(Data records)
◆ ◆ ◆ ◆ ◆ ◆ ◆

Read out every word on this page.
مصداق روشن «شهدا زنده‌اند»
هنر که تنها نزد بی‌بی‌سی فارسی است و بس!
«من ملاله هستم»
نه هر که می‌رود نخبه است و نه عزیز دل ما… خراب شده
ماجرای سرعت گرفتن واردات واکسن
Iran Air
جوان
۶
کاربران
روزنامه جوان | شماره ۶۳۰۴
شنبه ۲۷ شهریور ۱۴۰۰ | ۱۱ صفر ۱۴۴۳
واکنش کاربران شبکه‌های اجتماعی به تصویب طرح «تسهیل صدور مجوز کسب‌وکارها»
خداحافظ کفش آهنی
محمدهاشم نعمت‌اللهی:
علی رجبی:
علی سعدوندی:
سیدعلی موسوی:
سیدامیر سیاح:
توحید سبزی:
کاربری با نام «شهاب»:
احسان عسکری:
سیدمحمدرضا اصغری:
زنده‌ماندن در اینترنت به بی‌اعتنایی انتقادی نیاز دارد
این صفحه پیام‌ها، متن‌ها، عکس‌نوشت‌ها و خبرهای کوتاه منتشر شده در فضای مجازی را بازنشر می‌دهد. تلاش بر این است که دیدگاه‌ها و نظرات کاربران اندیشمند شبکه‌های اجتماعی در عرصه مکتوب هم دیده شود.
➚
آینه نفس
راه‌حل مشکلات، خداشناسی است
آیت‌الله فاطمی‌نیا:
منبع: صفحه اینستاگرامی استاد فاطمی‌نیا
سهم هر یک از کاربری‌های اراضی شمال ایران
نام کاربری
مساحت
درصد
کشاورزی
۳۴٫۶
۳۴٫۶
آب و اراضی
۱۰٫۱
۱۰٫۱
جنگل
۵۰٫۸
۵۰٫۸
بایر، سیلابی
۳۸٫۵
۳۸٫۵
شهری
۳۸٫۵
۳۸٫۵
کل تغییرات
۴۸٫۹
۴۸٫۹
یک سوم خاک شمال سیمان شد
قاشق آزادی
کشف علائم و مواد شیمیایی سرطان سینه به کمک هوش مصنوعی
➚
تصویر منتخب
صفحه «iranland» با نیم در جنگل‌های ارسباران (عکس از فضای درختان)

◆ ◆ ◆ ◆ ◆ ◆ ◆

• **What the task requires**
Return each line of the records above exactly as it reads.

• **Response for this exercise**
Read out every word on this page.
مصداق روشن «شهدا زنده‌اند»
هنر که تنها نزد بی‌بی‌سی فارسی است و بس!
«من ملاله هستم»
نه هر که می‌رود نخبه است و نه عزیز دل ما… خراب شده
ماجرای سرعت گرفتن واردات واکسن
Iran Air
جوان
۶
کاربران
روزنامه جوان | شماره ۶۳۰۴
شنبه ۲۷ شهریور ۱۴۰۰ | ۱۱ صفر ۱۴۴۳
واکنش کاربران شبکه‌های اجتماعی به تصویب طرح «تسهیل صدور مجوز کسب‌وکارها»
خداحافظ کفش آهنی
محمدهاشم نعمت‌اللهی:
علی رجبی:
علی سعدوندی:
سیدعلی موسوی:
سیدامیر سیاح:
توحید سبزی:
کاربری با نام «شهاب»:
احسان عسکری:
سیدمحمدرضا اصغری:
زنده‌ماندن در اینترنت به بی‌اعتنایی انتقادی نیاز دارد
این صفحه پیام‌ها، متن‌ها، عکس‌نوشت‌ها و خبرهای کوتاه منتشر شده در فضای مجازی را بازنشر می‌دهد. تلاش بر این است که دیدگاه‌ها و نظرات کاربران اندیشمند شبکه‌های اجتماعی در عرصه مکتوب هم دیده شود.
➚
آینه نفس
راه‌حل مشکلات، خداشناسی است
آیت‌الله فاطمی‌نیا:
منبع: صفحه اینستاگرامی استاد فاطمی‌نیا
سهم هر یک از کاربری‌های اراضی شمال ایران
نام کاربری
مساحت
درصد
کشاورزی
۳۴٫۶
۳۴٫۶
آب و اراضی
۱۰٫۱
۱۰٫۱
جنگل
۵۰٫۸
۵۰٫۸
بایر، سیلابی
۳۸٫۵
۳۸٫۵
شهری
۳۸٫۵
۳۸٫۵
کل تغییرات
۴۸٫۹
۴۸٫۹
یک سوم خاک شمال سیمان شد
قاشق آزادی
کشف علائم و مواد شیمیایی سرطان سینه به کمک هوش مصنوعی
➚
تصویر منتخب
صفحه «iranland» با نیم در جنگل‌های ارسباران (عکس از فضای درختان)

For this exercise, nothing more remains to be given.